- THE TASK: Of the lines below, count those containing the word "employees". Reply with the number alone.

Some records
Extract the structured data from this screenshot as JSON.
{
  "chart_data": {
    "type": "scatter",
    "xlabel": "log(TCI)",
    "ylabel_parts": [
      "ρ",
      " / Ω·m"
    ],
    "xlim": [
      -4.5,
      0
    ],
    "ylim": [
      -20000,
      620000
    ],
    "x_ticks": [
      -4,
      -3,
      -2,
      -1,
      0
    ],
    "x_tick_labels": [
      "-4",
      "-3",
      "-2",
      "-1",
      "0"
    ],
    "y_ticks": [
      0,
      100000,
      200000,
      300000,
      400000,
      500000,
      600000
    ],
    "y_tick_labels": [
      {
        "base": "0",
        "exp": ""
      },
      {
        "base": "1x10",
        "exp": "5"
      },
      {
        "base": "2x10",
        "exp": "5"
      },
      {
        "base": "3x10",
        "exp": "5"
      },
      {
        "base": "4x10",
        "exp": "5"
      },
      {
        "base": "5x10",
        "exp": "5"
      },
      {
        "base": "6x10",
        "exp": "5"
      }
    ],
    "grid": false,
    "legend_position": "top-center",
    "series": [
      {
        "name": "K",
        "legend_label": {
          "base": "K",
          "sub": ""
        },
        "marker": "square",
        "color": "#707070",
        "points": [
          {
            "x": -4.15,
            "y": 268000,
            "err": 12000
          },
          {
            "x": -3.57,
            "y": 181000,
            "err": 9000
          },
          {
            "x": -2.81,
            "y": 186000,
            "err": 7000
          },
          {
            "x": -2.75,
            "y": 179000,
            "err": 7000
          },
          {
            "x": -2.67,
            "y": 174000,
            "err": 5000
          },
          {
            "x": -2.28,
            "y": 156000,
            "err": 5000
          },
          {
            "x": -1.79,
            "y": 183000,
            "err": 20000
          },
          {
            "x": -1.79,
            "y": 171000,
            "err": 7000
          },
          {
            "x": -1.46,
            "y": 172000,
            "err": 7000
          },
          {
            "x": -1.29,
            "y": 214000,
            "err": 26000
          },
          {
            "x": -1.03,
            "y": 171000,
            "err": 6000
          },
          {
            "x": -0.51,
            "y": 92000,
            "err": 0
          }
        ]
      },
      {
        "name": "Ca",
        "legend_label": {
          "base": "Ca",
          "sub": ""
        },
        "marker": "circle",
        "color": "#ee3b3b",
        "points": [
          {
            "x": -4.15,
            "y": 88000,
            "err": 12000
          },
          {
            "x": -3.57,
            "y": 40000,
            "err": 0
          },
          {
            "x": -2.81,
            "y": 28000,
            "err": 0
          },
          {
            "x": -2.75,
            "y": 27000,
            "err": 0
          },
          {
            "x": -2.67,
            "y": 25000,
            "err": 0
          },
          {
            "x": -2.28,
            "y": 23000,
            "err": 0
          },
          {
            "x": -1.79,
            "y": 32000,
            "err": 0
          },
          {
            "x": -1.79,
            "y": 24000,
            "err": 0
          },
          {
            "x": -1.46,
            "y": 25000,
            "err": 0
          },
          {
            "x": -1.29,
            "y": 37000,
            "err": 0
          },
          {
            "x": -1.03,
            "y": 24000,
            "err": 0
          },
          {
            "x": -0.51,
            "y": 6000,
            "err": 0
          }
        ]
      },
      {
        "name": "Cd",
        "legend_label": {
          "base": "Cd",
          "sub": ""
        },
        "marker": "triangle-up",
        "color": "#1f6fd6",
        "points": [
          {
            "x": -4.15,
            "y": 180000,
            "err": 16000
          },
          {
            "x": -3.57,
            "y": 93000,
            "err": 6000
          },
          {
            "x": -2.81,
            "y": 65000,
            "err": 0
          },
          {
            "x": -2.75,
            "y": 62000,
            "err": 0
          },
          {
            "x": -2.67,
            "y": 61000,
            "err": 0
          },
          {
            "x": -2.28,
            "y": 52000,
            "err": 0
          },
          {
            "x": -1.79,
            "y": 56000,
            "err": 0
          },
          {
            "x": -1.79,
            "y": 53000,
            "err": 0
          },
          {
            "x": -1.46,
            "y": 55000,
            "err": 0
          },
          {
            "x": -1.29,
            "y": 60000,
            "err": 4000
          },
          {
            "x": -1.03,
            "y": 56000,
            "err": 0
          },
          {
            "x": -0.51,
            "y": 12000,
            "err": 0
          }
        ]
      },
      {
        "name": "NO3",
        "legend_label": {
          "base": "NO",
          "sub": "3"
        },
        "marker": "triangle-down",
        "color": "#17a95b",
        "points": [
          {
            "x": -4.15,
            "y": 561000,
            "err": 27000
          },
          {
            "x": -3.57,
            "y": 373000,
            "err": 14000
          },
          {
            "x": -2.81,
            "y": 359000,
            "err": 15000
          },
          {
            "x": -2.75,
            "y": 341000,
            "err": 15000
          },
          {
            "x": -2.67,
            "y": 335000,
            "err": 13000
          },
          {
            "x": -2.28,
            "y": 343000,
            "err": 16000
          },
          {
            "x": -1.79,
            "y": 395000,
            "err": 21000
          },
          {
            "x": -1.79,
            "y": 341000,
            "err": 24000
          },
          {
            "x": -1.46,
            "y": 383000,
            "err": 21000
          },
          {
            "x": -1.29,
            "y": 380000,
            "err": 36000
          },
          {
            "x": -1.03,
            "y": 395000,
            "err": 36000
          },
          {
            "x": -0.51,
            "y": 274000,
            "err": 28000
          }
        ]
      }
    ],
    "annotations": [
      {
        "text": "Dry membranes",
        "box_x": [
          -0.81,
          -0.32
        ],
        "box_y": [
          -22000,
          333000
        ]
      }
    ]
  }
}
==
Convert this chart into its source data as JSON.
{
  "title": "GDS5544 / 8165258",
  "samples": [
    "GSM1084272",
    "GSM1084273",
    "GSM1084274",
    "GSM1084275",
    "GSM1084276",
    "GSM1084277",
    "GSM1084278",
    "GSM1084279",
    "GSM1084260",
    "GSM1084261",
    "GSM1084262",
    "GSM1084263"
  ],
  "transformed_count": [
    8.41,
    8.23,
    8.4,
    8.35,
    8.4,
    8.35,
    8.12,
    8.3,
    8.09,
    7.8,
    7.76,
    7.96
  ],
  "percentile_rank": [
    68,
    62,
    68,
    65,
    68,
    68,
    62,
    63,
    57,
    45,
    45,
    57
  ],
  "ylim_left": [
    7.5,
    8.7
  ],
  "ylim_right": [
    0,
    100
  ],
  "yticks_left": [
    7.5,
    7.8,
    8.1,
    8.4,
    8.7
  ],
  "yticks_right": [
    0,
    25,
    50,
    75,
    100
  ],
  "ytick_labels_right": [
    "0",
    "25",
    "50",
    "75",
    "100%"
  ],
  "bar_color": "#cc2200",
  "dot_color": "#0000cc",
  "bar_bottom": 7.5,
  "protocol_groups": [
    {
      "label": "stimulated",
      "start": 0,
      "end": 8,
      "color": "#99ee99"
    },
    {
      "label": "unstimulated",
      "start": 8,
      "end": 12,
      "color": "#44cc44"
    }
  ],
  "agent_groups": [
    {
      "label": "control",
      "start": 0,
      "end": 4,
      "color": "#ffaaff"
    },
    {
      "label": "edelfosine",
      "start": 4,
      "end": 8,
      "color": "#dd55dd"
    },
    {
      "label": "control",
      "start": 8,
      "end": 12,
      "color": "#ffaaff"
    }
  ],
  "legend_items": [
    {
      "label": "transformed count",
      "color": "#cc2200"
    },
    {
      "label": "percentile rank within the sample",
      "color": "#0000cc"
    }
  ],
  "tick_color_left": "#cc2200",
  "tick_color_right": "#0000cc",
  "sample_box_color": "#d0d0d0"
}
--
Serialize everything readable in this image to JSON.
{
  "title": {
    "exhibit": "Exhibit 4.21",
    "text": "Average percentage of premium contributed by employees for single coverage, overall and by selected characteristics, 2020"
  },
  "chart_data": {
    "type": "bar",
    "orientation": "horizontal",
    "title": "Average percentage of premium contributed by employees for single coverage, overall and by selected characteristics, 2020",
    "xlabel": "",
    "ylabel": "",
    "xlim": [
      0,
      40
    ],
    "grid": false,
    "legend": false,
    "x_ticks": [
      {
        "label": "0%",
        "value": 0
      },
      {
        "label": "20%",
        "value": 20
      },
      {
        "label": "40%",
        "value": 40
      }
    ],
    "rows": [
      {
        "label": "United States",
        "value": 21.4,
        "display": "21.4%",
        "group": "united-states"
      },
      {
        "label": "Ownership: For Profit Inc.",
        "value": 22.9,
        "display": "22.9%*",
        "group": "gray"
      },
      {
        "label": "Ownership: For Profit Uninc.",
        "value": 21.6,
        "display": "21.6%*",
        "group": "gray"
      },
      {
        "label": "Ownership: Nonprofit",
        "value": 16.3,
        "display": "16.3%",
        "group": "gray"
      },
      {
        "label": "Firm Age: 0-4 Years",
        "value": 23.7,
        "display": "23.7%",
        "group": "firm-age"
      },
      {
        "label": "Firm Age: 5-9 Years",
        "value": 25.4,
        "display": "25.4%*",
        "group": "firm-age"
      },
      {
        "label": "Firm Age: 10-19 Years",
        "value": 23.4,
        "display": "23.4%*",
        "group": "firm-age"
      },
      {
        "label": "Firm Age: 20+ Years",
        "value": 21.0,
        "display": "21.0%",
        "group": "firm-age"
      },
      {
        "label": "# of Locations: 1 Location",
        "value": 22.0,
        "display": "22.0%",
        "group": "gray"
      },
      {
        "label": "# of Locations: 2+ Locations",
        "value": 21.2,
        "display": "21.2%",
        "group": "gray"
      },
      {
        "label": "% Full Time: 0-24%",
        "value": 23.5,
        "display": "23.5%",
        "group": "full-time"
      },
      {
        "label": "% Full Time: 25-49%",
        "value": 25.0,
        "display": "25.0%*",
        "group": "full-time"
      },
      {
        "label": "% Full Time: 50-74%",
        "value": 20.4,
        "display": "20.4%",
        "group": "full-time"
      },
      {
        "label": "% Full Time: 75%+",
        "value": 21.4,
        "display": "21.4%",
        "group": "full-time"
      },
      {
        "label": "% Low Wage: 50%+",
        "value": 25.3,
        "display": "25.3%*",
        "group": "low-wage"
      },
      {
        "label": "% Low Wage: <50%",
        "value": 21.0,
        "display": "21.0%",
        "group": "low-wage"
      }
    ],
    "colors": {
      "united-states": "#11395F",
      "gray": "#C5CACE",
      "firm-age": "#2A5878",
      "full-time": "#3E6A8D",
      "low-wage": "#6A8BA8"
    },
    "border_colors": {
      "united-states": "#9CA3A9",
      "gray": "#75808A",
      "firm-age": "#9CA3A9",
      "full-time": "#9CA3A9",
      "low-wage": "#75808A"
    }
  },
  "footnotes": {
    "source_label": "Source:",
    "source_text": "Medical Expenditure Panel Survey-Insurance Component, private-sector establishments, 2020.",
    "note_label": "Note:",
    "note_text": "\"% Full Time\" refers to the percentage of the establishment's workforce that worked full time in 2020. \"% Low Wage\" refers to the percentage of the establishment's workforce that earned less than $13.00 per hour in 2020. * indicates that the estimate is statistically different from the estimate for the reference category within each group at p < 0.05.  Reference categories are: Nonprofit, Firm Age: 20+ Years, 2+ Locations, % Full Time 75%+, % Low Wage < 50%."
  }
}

- SOLUTION BELOW: 2